Filter the entries below, keeping only lines with the word "Read".

Stored records:
-------

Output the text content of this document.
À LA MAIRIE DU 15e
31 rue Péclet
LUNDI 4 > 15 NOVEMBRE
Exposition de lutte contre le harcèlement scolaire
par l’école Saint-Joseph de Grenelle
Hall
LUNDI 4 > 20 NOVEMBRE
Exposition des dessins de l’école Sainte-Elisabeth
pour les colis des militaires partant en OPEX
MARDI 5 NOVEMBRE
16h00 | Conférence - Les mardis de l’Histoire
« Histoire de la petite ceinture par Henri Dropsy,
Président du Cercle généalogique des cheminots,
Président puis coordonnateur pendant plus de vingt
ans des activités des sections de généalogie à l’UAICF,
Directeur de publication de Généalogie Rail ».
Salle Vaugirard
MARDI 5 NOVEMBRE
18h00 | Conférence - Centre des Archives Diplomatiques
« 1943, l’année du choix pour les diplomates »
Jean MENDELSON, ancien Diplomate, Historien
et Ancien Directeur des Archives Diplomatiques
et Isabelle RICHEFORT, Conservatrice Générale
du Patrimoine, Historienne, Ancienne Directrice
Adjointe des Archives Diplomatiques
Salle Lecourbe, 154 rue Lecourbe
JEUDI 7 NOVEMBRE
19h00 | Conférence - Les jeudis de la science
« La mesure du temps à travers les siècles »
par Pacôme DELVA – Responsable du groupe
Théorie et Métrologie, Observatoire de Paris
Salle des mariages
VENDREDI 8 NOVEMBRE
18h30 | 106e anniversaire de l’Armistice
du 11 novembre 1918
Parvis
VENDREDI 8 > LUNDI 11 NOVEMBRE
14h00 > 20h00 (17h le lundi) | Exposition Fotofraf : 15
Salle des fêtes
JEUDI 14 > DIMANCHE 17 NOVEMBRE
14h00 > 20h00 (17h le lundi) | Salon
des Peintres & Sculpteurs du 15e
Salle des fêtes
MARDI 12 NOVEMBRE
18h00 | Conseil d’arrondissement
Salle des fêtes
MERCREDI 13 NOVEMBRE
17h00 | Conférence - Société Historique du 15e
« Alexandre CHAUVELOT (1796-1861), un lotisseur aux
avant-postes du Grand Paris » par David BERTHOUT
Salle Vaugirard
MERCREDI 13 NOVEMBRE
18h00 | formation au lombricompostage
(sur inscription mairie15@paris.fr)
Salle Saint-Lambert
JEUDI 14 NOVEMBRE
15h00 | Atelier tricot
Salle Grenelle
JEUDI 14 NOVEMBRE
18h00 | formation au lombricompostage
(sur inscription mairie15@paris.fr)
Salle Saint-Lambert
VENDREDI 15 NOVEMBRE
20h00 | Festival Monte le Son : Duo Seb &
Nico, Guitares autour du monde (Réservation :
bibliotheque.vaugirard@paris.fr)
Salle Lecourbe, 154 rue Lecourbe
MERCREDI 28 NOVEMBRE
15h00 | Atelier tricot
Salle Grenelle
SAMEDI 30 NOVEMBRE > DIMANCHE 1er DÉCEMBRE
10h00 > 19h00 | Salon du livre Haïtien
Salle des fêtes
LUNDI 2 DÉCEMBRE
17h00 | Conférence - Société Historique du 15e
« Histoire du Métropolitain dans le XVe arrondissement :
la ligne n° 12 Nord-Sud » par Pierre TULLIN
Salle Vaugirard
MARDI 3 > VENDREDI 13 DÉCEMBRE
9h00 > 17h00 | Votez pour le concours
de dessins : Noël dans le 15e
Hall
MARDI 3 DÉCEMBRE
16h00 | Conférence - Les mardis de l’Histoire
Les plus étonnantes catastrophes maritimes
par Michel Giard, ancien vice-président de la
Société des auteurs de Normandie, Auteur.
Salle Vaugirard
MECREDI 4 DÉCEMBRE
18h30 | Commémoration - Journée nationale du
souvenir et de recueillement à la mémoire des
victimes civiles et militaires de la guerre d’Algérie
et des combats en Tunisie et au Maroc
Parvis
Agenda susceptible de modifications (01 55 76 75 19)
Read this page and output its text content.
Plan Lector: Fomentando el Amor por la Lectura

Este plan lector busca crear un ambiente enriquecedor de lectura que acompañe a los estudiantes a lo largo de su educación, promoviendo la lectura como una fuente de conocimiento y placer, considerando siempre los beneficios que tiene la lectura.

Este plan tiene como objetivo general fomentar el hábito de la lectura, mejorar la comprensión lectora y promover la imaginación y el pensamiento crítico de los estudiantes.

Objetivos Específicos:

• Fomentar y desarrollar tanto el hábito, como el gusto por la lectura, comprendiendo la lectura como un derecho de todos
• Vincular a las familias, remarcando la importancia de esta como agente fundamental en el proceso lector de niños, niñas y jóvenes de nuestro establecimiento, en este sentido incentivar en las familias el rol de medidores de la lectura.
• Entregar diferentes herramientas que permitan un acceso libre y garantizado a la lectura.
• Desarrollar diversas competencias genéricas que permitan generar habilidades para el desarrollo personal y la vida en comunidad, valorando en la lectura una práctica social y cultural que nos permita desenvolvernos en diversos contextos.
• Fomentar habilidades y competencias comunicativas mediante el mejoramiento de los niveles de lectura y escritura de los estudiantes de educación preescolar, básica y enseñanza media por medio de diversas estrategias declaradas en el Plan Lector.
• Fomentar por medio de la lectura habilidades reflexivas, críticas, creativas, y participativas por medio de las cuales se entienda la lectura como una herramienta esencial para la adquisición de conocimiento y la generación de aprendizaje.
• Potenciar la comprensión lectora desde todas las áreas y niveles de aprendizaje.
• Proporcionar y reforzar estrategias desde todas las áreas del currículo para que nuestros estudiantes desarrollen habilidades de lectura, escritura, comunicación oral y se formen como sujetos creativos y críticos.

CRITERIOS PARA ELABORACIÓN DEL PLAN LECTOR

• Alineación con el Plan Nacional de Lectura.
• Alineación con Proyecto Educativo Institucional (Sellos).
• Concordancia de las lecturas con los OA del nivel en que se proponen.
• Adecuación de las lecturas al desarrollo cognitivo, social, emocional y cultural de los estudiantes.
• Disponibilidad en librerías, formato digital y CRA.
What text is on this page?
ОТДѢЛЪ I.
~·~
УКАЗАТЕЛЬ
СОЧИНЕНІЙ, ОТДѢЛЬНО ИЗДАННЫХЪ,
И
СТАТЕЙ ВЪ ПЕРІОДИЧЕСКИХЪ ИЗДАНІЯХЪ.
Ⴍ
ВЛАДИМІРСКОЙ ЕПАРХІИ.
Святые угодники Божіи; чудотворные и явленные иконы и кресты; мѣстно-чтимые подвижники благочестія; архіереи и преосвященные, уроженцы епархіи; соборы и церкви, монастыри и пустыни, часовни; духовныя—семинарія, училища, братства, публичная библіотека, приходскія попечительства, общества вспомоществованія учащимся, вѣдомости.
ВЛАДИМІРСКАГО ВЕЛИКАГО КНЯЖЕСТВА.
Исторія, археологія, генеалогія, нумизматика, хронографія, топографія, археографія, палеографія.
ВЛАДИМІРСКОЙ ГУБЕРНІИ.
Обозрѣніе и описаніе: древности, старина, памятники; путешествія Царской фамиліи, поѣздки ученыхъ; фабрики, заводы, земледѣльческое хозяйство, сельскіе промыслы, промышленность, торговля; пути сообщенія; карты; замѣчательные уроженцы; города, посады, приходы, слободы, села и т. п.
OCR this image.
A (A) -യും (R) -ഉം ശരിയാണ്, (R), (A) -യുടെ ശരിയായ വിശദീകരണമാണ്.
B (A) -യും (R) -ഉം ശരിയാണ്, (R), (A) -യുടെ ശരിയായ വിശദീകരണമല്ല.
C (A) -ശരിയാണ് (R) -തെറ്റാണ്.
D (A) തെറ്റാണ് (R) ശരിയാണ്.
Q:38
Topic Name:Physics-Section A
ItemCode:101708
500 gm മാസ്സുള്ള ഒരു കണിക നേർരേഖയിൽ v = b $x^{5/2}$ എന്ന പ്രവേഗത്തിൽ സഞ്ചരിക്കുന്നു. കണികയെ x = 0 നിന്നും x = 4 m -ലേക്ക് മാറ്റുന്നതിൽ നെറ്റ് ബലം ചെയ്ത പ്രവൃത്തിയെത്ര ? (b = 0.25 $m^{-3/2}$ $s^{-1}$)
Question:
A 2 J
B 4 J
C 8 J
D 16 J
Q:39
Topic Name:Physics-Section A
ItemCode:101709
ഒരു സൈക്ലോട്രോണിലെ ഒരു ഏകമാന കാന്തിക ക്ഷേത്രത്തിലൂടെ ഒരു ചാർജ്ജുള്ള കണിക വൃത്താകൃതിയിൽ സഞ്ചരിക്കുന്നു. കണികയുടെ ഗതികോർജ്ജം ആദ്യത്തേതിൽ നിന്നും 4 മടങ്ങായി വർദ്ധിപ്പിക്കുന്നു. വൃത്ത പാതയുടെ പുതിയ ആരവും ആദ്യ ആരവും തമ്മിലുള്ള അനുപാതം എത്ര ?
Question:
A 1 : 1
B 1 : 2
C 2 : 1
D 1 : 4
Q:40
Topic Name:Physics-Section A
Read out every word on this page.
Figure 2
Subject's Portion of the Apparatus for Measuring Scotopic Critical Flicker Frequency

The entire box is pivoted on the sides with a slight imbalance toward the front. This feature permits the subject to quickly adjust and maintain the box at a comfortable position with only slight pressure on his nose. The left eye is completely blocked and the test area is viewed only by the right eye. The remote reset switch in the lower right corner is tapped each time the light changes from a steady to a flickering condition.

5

-------

WORKED ANSWER:
Read this page and output its text content.
Read out every word on this page.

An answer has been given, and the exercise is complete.